# TASK TO COMPLETE:
Copy exactly, and only, the lines from the line containing "What data populates" through the last line of the records below, both included, and leave out any pictures.

(Dataset entries on figures)
◇ ◇ ◇ ◇

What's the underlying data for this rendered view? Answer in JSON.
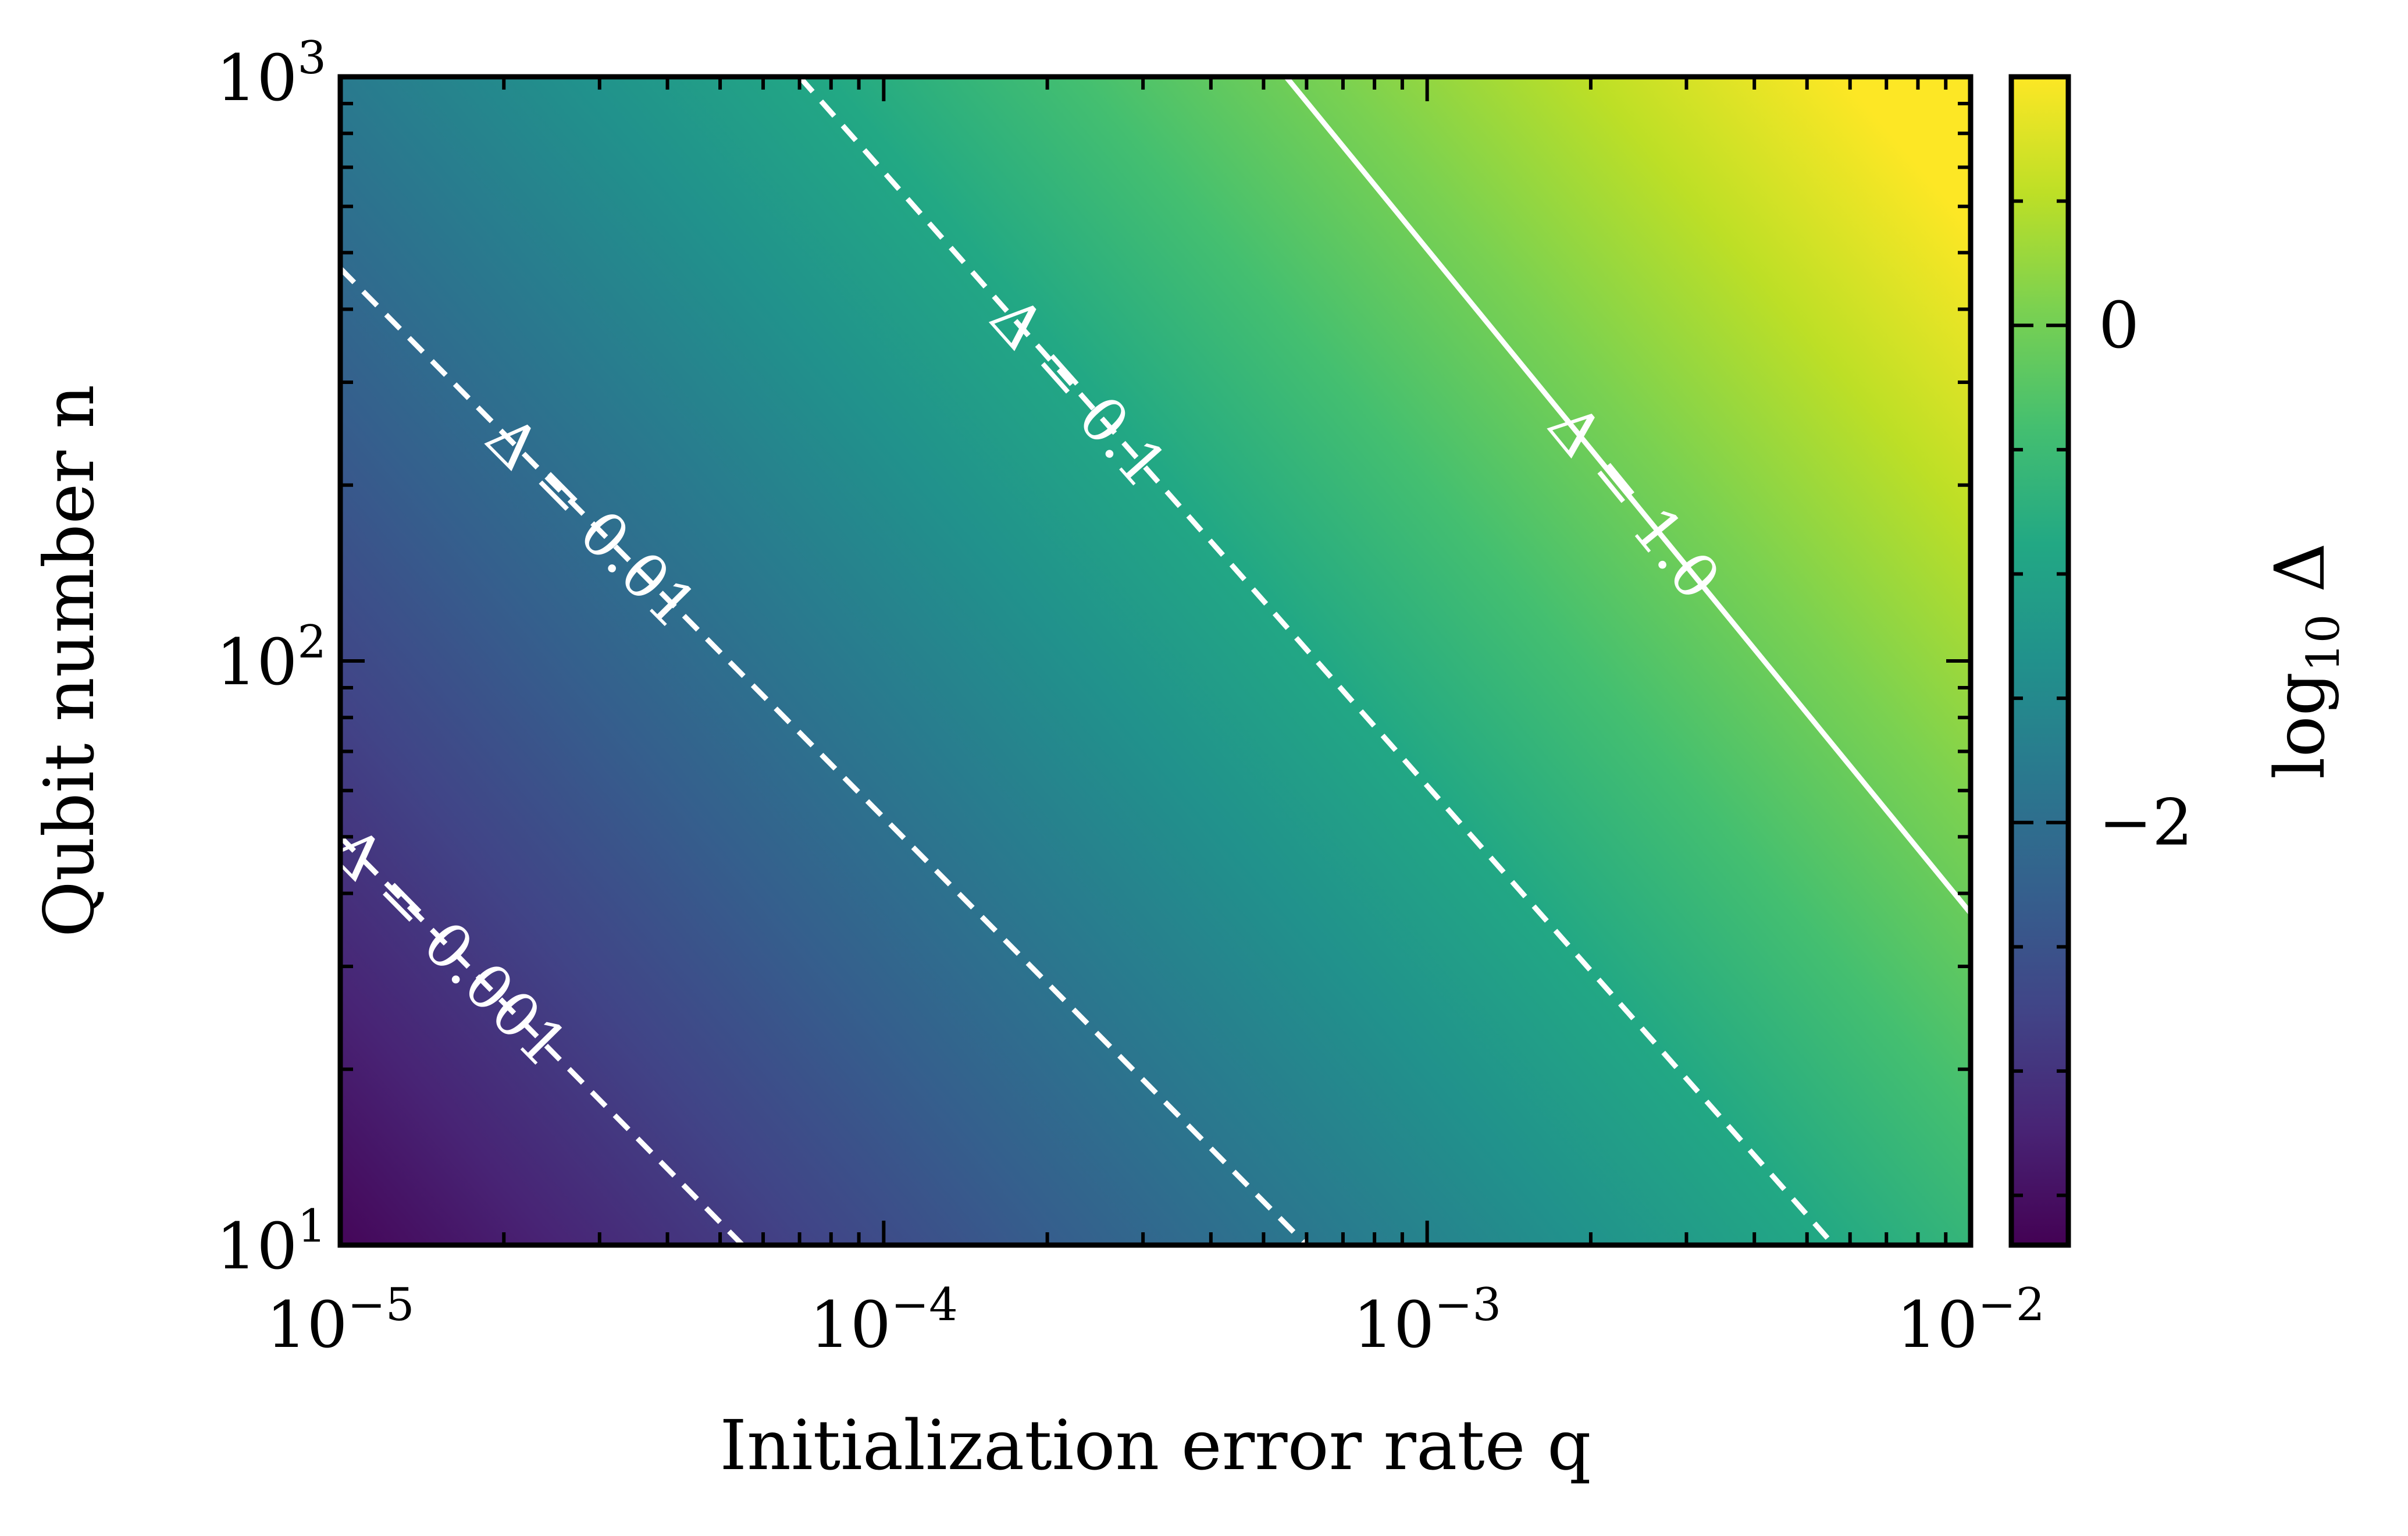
{
  "chart_data": {
    "type": "heatmap",
    "title": "",
    "xlabel": "Initialization error rate q",
    "ylabel": "Qubit number n",
    "x_scale": "log",
    "y_scale": "log",
    "xlim": [
      1e-05,
      0.01
    ],
    "ylim": [
      10,
      1000
    ],
    "x_ticks": [
      {
        "value": 1e-05,
        "base": "10",
        "exp": "−5"
      },
      {
        "value": 0.0001,
        "base": "10",
        "exp": "−4"
      },
      {
        "value": 0.001,
        "base": "10",
        "exp": "−3"
      },
      {
        "value": 0.01,
        "base": "10",
        "exp": "−2"
      }
    ],
    "y_ticks": [
      {
        "value": 10,
        "base": "10",
        "exp": "1"
      },
      {
        "value": 100,
        "base": "10",
        "exp": "2"
      },
      {
        "value": 1000,
        "base": "10",
        "exp": "3"
      }
    ],
    "colormap": "viridis",
    "colorbar": {
      "label": "log10 Δ",
      "label_base": "log",
      "label_sub": "10",
      "label_symbol": "Δ",
      "range": [
        -3.7,
        1.0
      ],
      "ticks": [
        {
          "value": 0,
          "label": "0"
        },
        {
          "value": -2,
          "label": "−2"
        }
      ]
    },
    "contours": [
      {
        "level": 0.001,
        "label": "Δ = 0.001",
        "style": "dashed",
        "points": [
          [
            1e-05,
            50
          ],
          [
            5.5e-05,
            10
          ]
        ]
      },
      {
        "level": 0.01,
        "label": "Δ = 0.01",
        "style": "dashed",
        "points": [
          [
            1e-05,
            470
          ],
          [
            0.0006,
            10
          ]
        ]
      },
      {
        "level": 0.1,
        "label": "Δ = 0.1",
        "style": "dashed",
        "points": [
          [
            7e-05,
            1000
          ],
          [
            0.0056,
            10
          ]
        ]
      },
      {
        "level": 1.0,
        "label": "Δ = 1.0",
        "style": "solid",
        "points": [
          [
            0.00055,
            1000
          ],
          [
            0.0105,
            35
          ]
        ]
      }
    ]
  }
}
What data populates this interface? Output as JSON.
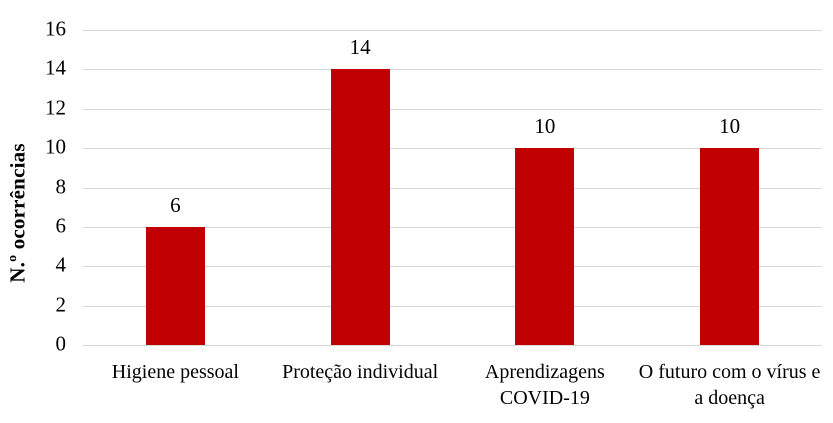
{
  "chart_data": {
    "type": "bar",
    "title": "",
    "xlabel": "",
    "ylabel": "N.º ocorrências",
    "categories": [
      "Higiene pessoal",
      "Proteção individual",
      "Aprendizagens COVID-19",
      "O futuro com o vírus e a doença"
    ],
    "values": [
      6,
      14,
      10,
      10
    ],
    "data_labels": [
      "6",
      "14",
      "10",
      "10"
    ],
    "yticks": [
      0,
      2,
      4,
      6,
      8,
      10,
      12,
      14,
      16
    ],
    "ylim": [
      0,
      16
    ],
    "grid": "horizontal",
    "legend_position": "none",
    "bar_color": "#c00000",
    "gridline_color": "#d9d9d9",
    "text_color": "#000000",
    "background_color": "#ffffff"
  }
}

◇ ◇ ◇ ◇

# ANSWER FOR THE TASK:
What data populates this interface? Output as JSON.
{
  "chart_data": {
    "type": "bar",
    "title": "",
    "xlabel": "",
    "ylabel": "N.º ocorrências",
    "categories": [
      "Higiene pessoal",
      "Proteção individual",
      "Aprendizagens COVID-19",
      "O futuro com o vírus e a doença"
    ],
    "values": [
      6,
      14,
      10,
      10
    ],
    "data_labels": [
      "6",
      "14",
      "10",
      "10"
    ],
    "yticks": [
      0,
      2,
      4,
      6,
      8,
      10,
      12,
      14,
      16
    ],
    "ylim": [
      0,
      16
    ],
    "grid": "horizontal",
    "legend_position": "none",
    "bar_color": "#c00000",
    "gridline_color": "#d9d9d9",
    "text_color": "#000000",
    "background_color": "#ffffff"
  }
}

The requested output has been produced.